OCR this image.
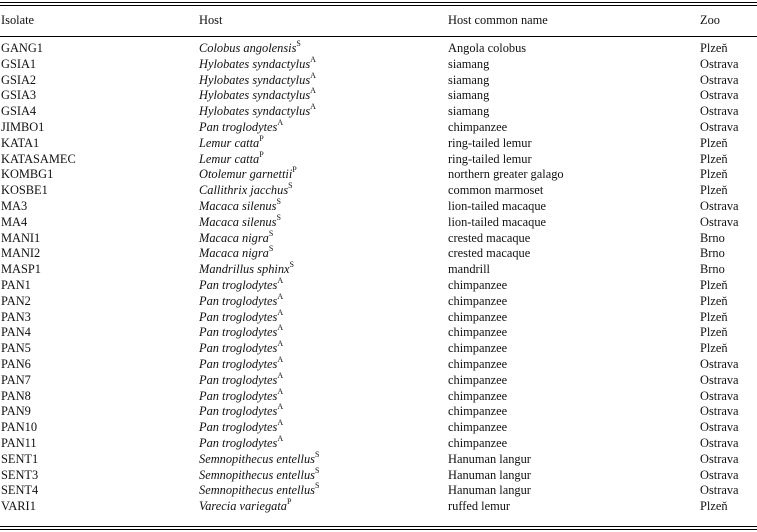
Isolate	Host	Host common name	Zoo
GANG1	Colobus angolensis$^S$	Angola colobus	Plzeň
GSIA1	Hylobates syndactylus$^A$	siamang	Ostrava
GSIA2	Hylobates syndactylus$^A$	siamang	Ostrava
GSIA3	Hylobates syndactylus$^A$	siamang	Ostrava
GSIA4	Hylobates syndactylus$^A$	siamang	Ostrava
JIMBO1	Pan troglodytes$^A$	chimpanzee	Ostrava
KATA1	Lemur catta$^P$	ring-tailed lemur	Plzeň
KATASAMEC	Lemur catta$^P$	ring-tailed lemur	Plzeň
KOMBG1	Otolemur garnettii$^P$	northern greater galago	Plzeň
KOSBE1	Callithrix jacchus$^S$	common marmoset	Plzeň
MA3	Macaca silenus$^S$	lion-tailed macaque	Ostrava
MA4	Macaca silenus$^S$	lion-tailed macaque	Ostrava
MANI1	Macaca nigra$^S$	crested macaque	Brno
MANI2	Macaca nigra$^S$	crested macaque	Brno
MASP1	Mandrillus sphinx$^S$	mandrill	Brno
PAN1	Pan troglodytes$^A$	chimpanzee	Plzeň
PAN2	Pan troglodytes$^A$	chimpanzee	Plzeň
PAN3	Pan troglodytes$^A$	chimpanzee	Plzeň
PAN4	Pan troglodytes$^A$	chimpanzee	Plzeň
PAN5	Pan troglodytes$^A$	chimpanzee	Plzeň
PAN6	Pan troglodytes$^A$	chimpanzee	Ostrava
PAN7	Pan troglodytes$^A$	chimpanzee	Ostrava
PAN8	Pan troglodytes$^A$	chimpanzee	Ostrava
PAN9	Pan troglodytes$^A$	chimpanzee	Ostrava
PAN10	Pan troglodytes$^A$	chimpanzee	Ostrava
PAN11	Pan troglodytes$^A$	chimpanzee	Ostrava
SENT1	Semnopithecus entellus$^S$	Hanuman langur	Ostrava
SENT3	Semnopithecus entellus$^S$	Hanuman langur	Ostrava
SENT4	Semnopithecus entellus$^S$	Hanuman langur	Ostrava
VARI1	Varecia variegata$^P$	ruffed lemur	Plzeň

§

Copy out the data above exactly, except the pictures.

Response to the exercise:
OCR this image.
Isolate	Host	Host common name	Zoo
GANG1	Colobus angolensis$^S$	Angola colobus	Plzeň
GSIA1	Hylobates syndactylus$^A$	siamang	Ostrava
GSIA2	Hylobates syndactylus$^A$	siamang	Ostrava
GSIA3	Hylobates syndactylus$^A$	siamang	Ostrava
GSIA4	Hylobates syndactylus$^A$	siamang	Ostrava
JIMBO1	Pan troglodytes$^A$	chimpanzee	Ostrava
KATA1	Lemur catta$^P$	ring-tailed lemur	Plzeň
KATASAMEC	Lemur catta$^P$	ring-tailed lemur	Plzeň
KOMBG1	Otolemur garnettii$^P$	northern greater galago	Plzeň
KOSBE1	Callithrix jacchus$^S$	common marmoset	Plzeň
MA3	Macaca silenus$^S$	lion-tailed macaque	Ostrava
MA4	Macaca silenus$^S$	lion-tailed macaque	Ostrava
MANI1	Macaca nigra$^S$	crested macaque	Brno
MANI2	Macaca nigra$^S$	crested macaque	Brno
MASP1	Mandrillus sphinx$^S$	mandrill	Brno
PAN1	Pan troglodytes$^A$	chimpanzee	Plzeň
PAN2	Pan troglodytes$^A$	chimpanzee	Plzeň
PAN3	Pan troglodytes$^A$	chimpanzee	Plzeň
PAN4	Pan troglodytes$^A$	chimpanzee	Plzeň
PAN5	Pan troglodytes$^A$	chimpanzee	Plzeň
PAN6	Pan troglodytes$^A$	chimpanzee	Ostrava
PAN7	Pan troglodytes$^A$	chimpanzee	Ostrava
PAN8	Pan troglodytes$^A$	chimpanzee	Ostrava
PAN9	Pan troglodytes$^A$	chimpanzee	Ostrava
PAN10	Pan troglodytes$^A$	chimpanzee	Ostrava
PAN11	Pan troglodytes$^A$	chimpanzee	Ostrava
SENT1	Semnopithecus entellus$^S$	Hanuman langur	Ostrava
SENT3	Semnopithecus entellus$^S$	Hanuman langur	Ostrava
SENT4	Semnopithecus entellus$^S$	Hanuman langur	Ostrava
VARI1	Varecia variegata$^P$	ruffed lemur	Plzeň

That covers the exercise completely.